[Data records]
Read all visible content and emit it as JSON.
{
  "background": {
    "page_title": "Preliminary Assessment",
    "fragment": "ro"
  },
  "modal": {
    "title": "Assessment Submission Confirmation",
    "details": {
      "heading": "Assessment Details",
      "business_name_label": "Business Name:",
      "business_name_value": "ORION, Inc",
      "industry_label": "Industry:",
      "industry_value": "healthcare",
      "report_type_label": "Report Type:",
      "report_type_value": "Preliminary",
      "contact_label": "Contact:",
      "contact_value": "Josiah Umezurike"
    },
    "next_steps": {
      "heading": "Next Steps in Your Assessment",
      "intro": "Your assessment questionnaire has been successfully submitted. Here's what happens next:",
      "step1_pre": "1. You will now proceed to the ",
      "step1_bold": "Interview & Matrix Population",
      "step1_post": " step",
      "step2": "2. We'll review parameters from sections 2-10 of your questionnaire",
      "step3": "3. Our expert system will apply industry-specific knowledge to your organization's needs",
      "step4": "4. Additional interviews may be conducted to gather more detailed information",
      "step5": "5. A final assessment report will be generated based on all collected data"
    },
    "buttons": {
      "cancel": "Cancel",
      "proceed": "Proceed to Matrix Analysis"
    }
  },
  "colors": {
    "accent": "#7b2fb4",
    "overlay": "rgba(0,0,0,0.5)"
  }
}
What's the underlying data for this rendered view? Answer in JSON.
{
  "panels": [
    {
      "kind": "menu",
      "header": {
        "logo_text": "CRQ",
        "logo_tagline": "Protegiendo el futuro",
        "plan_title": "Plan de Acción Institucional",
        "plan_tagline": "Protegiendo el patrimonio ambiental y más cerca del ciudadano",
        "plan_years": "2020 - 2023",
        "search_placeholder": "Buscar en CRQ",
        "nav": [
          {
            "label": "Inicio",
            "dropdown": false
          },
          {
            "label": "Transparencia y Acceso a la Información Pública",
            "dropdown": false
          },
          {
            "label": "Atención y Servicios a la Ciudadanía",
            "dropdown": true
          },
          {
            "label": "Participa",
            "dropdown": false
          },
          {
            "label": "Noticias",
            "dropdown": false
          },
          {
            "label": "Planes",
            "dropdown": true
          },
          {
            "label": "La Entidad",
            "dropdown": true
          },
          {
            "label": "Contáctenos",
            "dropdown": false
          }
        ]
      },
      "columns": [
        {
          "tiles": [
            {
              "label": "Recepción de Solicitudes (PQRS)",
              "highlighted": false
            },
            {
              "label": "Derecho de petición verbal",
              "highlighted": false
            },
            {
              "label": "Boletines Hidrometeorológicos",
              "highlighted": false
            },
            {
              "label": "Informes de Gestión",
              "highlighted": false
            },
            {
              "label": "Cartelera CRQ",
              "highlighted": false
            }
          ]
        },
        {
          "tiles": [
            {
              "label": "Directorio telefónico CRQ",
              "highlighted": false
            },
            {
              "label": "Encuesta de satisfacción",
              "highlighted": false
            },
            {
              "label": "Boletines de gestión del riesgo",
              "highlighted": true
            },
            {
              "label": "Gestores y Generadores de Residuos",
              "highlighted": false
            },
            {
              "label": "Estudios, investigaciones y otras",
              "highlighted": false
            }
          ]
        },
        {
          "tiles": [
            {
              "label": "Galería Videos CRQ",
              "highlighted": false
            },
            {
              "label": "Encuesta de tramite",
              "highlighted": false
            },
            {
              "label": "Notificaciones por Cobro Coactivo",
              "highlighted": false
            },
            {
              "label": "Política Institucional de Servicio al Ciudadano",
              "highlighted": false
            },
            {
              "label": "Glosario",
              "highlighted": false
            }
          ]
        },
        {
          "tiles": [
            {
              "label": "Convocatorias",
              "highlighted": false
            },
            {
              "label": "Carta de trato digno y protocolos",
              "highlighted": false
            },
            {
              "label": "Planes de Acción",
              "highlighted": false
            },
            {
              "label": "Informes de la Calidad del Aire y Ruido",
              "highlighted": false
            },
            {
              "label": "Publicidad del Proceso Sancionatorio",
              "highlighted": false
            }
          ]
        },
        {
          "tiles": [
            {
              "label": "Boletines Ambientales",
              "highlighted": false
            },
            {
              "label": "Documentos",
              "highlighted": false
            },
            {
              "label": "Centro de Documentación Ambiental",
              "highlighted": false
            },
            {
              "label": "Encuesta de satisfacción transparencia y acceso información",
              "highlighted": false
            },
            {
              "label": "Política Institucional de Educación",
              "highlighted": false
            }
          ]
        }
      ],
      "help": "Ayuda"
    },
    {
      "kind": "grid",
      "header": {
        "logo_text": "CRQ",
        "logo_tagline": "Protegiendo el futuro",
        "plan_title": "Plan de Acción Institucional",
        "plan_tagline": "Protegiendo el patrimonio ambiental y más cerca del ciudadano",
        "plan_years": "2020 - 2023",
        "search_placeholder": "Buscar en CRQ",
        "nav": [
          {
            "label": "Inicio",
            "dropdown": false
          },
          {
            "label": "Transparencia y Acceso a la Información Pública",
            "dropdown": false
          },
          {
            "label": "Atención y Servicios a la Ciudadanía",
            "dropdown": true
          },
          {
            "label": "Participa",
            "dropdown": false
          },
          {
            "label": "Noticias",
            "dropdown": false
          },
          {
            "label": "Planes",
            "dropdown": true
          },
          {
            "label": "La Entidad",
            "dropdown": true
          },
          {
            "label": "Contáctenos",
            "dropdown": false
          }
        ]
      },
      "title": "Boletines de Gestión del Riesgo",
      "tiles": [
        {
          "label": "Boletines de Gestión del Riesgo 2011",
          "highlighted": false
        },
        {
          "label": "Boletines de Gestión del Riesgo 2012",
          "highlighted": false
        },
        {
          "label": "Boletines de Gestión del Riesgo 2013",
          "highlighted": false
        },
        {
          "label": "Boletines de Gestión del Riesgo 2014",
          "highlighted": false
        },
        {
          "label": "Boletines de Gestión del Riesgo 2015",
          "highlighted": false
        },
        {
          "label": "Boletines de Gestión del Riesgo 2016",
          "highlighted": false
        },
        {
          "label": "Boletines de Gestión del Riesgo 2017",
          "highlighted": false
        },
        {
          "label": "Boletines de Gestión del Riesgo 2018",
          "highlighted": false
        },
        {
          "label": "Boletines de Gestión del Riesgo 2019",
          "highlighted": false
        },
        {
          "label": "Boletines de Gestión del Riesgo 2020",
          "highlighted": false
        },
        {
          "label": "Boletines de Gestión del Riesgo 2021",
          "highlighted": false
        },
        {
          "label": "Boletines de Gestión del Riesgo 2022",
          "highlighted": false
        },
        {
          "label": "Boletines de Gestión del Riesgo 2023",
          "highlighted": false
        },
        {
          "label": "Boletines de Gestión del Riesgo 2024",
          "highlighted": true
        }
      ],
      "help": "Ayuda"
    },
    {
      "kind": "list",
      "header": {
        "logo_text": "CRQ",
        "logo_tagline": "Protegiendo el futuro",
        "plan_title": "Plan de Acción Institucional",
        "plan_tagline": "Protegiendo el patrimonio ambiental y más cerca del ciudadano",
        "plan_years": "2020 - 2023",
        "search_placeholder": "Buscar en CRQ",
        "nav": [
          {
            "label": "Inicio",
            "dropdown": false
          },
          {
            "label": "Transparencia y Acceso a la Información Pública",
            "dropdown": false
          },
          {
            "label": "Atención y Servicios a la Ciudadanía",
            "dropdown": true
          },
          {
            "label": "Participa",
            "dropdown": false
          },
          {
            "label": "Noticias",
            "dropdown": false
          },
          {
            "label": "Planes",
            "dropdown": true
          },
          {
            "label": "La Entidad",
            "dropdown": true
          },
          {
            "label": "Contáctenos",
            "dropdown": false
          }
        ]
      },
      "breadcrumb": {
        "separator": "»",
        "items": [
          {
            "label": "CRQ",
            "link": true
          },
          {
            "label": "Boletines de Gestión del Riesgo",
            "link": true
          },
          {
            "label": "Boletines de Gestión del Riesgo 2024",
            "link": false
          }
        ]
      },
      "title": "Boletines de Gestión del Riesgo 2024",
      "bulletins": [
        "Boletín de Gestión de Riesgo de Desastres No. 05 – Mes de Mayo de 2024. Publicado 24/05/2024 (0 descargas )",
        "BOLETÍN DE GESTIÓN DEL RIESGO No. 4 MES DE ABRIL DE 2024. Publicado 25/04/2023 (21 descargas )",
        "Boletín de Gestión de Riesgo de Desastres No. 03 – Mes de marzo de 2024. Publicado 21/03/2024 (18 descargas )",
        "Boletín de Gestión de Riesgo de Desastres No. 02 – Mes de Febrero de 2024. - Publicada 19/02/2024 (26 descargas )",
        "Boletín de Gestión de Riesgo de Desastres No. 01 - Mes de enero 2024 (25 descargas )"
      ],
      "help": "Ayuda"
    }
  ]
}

• **Exercise directions**
Only the count is wanted: report how many lines of the material above hold the word "will".

• **Response**
3